→ **What to work on**
Recast every line of the records below as a JSON list of strings, one string per line, omitting any blank lines.

-- Begin --

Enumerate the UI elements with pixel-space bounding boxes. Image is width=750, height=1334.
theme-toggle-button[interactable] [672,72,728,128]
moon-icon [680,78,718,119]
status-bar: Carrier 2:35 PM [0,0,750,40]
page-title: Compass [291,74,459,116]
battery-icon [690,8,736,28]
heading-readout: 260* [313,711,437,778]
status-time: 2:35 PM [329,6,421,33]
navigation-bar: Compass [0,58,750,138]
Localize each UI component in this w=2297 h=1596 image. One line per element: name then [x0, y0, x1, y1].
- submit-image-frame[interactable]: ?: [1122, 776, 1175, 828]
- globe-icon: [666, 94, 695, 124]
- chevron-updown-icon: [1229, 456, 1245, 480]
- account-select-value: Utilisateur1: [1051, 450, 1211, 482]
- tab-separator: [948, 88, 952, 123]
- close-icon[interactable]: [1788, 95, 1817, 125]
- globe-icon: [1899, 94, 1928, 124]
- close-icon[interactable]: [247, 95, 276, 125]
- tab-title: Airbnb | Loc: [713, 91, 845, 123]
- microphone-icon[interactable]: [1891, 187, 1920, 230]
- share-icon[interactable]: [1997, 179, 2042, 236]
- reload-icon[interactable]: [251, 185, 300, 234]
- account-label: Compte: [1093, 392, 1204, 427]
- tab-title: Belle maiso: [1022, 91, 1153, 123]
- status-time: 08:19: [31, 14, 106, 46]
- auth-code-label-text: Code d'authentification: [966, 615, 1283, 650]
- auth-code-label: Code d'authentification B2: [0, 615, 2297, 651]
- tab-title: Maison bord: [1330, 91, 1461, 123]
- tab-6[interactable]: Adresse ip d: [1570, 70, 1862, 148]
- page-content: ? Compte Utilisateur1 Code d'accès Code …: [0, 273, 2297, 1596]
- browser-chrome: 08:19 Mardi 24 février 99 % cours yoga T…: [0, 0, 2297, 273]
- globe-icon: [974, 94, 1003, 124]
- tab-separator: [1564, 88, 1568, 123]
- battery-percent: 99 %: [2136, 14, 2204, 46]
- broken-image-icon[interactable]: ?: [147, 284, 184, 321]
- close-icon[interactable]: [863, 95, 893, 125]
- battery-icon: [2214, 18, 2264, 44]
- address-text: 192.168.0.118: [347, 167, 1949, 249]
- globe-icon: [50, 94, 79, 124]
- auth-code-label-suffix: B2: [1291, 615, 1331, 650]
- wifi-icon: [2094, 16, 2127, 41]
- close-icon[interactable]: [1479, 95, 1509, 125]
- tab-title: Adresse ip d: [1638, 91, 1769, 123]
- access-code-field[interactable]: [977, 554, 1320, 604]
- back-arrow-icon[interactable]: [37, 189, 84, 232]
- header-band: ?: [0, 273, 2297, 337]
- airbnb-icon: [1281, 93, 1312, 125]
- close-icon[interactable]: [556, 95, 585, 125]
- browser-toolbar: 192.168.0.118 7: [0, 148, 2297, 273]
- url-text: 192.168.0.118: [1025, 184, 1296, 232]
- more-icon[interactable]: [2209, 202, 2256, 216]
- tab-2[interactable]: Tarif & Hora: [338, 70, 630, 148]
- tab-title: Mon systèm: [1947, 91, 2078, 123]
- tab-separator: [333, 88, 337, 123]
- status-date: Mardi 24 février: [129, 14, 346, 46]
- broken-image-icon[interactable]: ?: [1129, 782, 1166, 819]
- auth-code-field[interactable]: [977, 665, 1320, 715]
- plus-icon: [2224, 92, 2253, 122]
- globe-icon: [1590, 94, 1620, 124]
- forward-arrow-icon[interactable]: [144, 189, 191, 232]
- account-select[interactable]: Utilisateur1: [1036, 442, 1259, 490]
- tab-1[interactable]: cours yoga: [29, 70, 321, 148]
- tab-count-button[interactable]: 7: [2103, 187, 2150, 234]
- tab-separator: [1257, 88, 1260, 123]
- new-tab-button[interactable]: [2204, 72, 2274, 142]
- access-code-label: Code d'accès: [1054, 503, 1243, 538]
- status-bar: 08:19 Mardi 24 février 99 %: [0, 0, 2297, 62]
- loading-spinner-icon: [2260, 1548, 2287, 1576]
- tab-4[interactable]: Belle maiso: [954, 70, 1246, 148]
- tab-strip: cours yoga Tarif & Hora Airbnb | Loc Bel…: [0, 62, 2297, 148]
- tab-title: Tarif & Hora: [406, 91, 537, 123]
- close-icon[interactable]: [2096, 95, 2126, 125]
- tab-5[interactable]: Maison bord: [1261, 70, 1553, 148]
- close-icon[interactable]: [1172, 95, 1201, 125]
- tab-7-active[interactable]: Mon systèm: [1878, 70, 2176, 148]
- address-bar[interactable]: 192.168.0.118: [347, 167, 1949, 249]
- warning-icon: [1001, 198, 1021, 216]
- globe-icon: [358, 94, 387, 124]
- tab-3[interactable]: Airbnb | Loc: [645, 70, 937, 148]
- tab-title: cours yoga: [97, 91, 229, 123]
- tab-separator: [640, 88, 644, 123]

-- End --

→ **Full response**
[
  "Enumerate the UI elements with pixel-space bounding boxes. Image is width=750, height=1334.",
  "theme-toggle-button[interactable] [672,72,728,128]",
  "moon-icon [680,78,718,119]",
  "status-bar: Carrier 2:35 PM [0,0,750,40]",
  "page-title: Compass [291,74,459,116]",
  "battery-icon [690,8,736,28]",
  "heading-readout: 260* [313,711,437,778]",
  "status-time: 2:35 PM [329,6,421,33]",
  "navigation-bar: Compass [0,58,750,138]",
  "Localize each UI component in this w=2297 h=1596 image. One line per element: name then [x0, y0, x1, y1].",
  "- submit-image-frame[interactable]: ?: [1122, 776, 1175, 828]",
  "- globe-icon: [666, 94, 695, 124]",
  "- chevron-updown-icon: [1229, 456, 1245, 480]",
  "- account-select-value: Utilisateur1: [1051, 450, 1211, 482]",
  "- tab-separator: [948, 88, 952, 123]",
  "- close-icon[interactable]: [1788, 95, 1817, 125]",
  "- globe-icon: [1899, 94, 1928, 124]",
  "- close-icon[interactable]: [247, 95, 276, 125]",
  "- tab-title: Airbnb | Loc: [713, 91, 845, 123]",
  "- microphone-icon[interactable]: [1891, 187, 1920, 230]",
  "- share-icon[interactable]: [1997, 179, 2042, 236]",
  "- reload-icon[interactable]: [251, 185, 300, 234]",
  "- account-label: Compte: [1093, 392, 1204, 427]",
  "- tab-title: Belle maiso: [1022, 91, 1153, 123]",
  "- status-time: 08:19: [31, 14, 106, 46]",
  "- auth-code-label-text: Code d'authentification: [966, 615, 1283, 650]",
  "- auth-code-label: Code d'authentification B2: [0, 615, 2297, 651]",
  "- tab-title: Maison bord: [1330, 91, 1461, 123]",
  "- tab-6[interactable]: Adresse ip d: [1570, 70, 1862, 148]",
  "- page-content: ? Compte Utilisateur1 Code d'accès Code …: [0, 273, 2297, 1596]",
  "- browser-chrome: 08:19 Mardi 24 février 99 % cours yoga T…: [0, 0, 2297, 273]",
  "- globe-icon: [974, 94, 1003, 124]",
  "- tab-separator: [1564, 88, 1568, 123]",
  "- battery-percent: 99 %: [2136, 14, 2204, 46]",
  "- broken-image-icon[interactable]: ?: [147, 284, 184, 321]",
  "- close-icon[interactable]: [863, 95, 893, 125]",
  "- battery-icon: [2214, 18, 2264, 44]",
  "- address-text: 192.168.0.118: [347, 167, 1949, 249]",
  "- globe-icon: [50, 94, 79, 124]",
  "- auth-code-label-suffix: B2: [1291, 615, 1331, 650]",
  "- wifi-icon: [2094, 16, 2127, 41]",
  "- close-icon[interactable]: [1479, 95, 1509, 125]",
  "- tab-title: Adresse ip d: [1638, 91, 1769, 123]",
  "- access-code-field[interactable]: [977, 554, 1320, 604]",
  "- back-arrow-icon[interactable]: [37, 189, 84, 232]",
  "- header-band: ?: [0, 273, 2297, 337]",
  "- airbnb-icon: [1281, 93, 1312, 125]",
  "- close-icon[interactable]: [556, 95, 585, 125]",
  "- browser-toolbar: 192.168.0.118 7: [0, 148, 2297, 273]",
  "- url-text: 192.168.0.118: [1025, 184, 1296, 232]",
  "- more-icon[interactable]: [2209, 202, 2256, 216]",
  "- tab-2[interactable]: Tarif & Hora: [338, 70, 630, 148]",
  "- tab-title: Mon systèm: [1947, 91, 2078, 123]",
  "- tab-separator: [333, 88, 337, 123]",
  "- status-date: Mardi 24 février: [129, 14, 346, 46]",
  "- broken-image-icon[interactable]: ?: [1129, 782, 1166, 819]",
  "- auth-code-field[interactable]: [977, 665, 1320, 715]",
  "- plus-icon: [2224, 92, 2253, 122]",
  "- globe-icon: [1590, 94, 1620, 124]",
  "- forward-arrow-icon[interactable]: [144, 189, 191, 232]",
  "- account-select[interactable]: Utilisateur1: [1036, 442, 1259, 490]",
  "- tab-1[interactable]: cours yoga: [29, 70, 321, 148]",
  "- tab-count-button[interactable]: 7: [2103, 187, 2150, 234]",
  "- tab-separator: [1257, 88, 1260, 123]",
  "- new-tab-button[interactable]: [2204, 72, 2274, 142]",
  "- access-code-label: Code d'accès: [1054, 503, 1243, 538]",
  "- status-bar: 08:19 Mardi 24 février 99 %: [0, 0, 2297, 62]",
  "- loading-spinner-icon: [2260, 1548, 2287, 1576]",
  "- tab-4[interactable]: Belle maiso: [954, 70, 1246, 148]",
  "- tab-strip: cours yoga Tarif & Hora Airbnb | Loc Bel…: [0, 62, 2297, 148]",
  "- tab-title: Tarif & Hora: [406, 91, 537, 123]",
  "- close-icon[interactable]: [2096, 95, 2126, 125]",
  "- tab-5[interactable]: Maison bord: [1261, 70, 1553, 148]",
  "- close-icon[interactable]: [1172, 95, 1201, 125]",
  "- tab-7-active[interactable]: Mon systèm: [1878, 70, 2176, 148]",
  "- address-bar[interactable]: 192.168.0.118: [347, 167, 1949, 249]",
  "- warning-icon: [1001, 198, 1021, 216]",
  "- globe-icon: [358, 94, 387, 124]",
  "- tab-3[interactable]: Airbnb | Loc: [645, 70, 937, 148]",
  "- tab-title: cours yoga: [97, 91, 229, 123]",
  "- tab-separator: [640, 88, 644, 123]"
]